**Directive:** Set down the full listing exactly, character for character.

**Data for this exercise:**
+ + + + + + +

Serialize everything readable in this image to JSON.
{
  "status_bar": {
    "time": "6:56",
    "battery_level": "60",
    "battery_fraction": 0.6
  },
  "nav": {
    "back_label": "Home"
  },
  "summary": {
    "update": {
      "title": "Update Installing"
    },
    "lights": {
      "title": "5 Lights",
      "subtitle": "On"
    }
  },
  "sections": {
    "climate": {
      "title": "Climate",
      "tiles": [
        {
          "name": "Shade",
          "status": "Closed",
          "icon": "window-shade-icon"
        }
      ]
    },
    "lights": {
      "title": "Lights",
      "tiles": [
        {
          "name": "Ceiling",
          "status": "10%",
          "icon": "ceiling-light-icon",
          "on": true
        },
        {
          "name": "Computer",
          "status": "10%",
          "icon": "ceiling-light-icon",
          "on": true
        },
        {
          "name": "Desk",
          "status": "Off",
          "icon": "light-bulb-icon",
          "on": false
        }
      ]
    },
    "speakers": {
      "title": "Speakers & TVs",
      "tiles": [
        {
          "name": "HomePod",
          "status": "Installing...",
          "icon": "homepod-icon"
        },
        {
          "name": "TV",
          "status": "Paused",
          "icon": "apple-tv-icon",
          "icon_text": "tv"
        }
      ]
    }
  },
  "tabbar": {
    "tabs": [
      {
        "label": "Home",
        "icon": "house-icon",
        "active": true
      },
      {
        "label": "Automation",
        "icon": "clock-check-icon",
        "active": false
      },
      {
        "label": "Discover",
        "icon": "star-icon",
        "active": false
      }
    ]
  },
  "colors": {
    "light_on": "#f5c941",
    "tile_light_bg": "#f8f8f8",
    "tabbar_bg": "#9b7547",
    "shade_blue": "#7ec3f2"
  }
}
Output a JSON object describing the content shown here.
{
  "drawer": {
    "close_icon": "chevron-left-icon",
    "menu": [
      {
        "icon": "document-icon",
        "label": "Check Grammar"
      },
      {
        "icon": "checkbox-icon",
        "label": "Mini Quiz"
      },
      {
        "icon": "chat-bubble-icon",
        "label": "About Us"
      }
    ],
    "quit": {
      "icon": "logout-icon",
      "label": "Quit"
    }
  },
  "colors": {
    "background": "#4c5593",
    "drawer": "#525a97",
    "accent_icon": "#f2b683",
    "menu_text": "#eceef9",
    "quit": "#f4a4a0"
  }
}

+ + + + + + +

**Task result:**
Serialize everything readable in this image to JSON.
{
  "status_bar": {
    "time": "6:56",
    "battery_level": "60",
    "battery_fraction": 0.6
  },
  "nav": {
    "back_label": "Home"
  },
  "summary": {
    "update": {
      "title": "Update Installing"
    },
    "lights": {
      "title": "5 Lights",
      "subtitle": "On"
    }
  },
  "sections": {
    "climate": {
      "title": "Climate",
      "tiles": [
        {
          "name": "Shade",
          "status": "Closed",
          "icon": "window-shade-icon"
        }
      ]
    },
    "lights": {
      "title": "Lights",
      "tiles": [
        {
          "name": "Ceiling",
          "status": "10%",
          "icon": "ceiling-light-icon",
          "on": true
        },
        {
          "name": "Computer",
          "status": "10%",
          "icon": "ceiling-light-icon",
          "on": true
        },
        {
          "name": "Desk",
          "status": "Off",
          "icon": "light-bulb-icon",
          "on": false
        }
      ]
    },
    "speakers": {
      "title": "Speakers & TVs",
      "tiles": [
        {
          "name": "HomePod",
          "status": "Installing...",
          "icon": "homepod-icon"
        },
        {
          "name": "TV",
          "status": "Paused",
          "icon": "apple-tv-icon",
          "icon_text": "tv"
        }
      ]
    }
  },
  "tabbar": {
    "tabs": [
      {
        "label": "Home",
        "icon": "house-icon",
        "active": true
      },
      {
        "label": "Automation",
        "icon": "clock-check-icon",
        "active": false
      },
      {
        "label": "Discover",
        "icon": "star-icon",
        "active": false
      }
    ]
  },
  "colors": {
    "light_on": "#f5c941",
    "tile_light_bg": "#f8f8f8",
    "tabbar_bg": "#9b7547",
    "shade_blue": "#7ec3f2"
  }
}
Output a JSON object describing the content shown here.
{
  "drawer": {
    "close_icon": "chevron-left-icon",
    "menu": [
      {
        "icon": "document-icon",
        "label": "Check Grammar"
      },
      {
        "icon": "checkbox-icon",
        "label": "Mini Quiz"
      },
      {
        "icon": "chat-bubble-icon",
        "label": "About Us"
      }
    ],
    "quit": {
      "icon": "logout-icon",
      "label": "Quit"
    }
  },
  "colors": {
    "background": "#4c5593",
    "drawer": "#525a97",
    "accent_icon": "#f2b683",
    "menu_text": "#eceef9",
    "quit": "#f4a4a0"
  }
}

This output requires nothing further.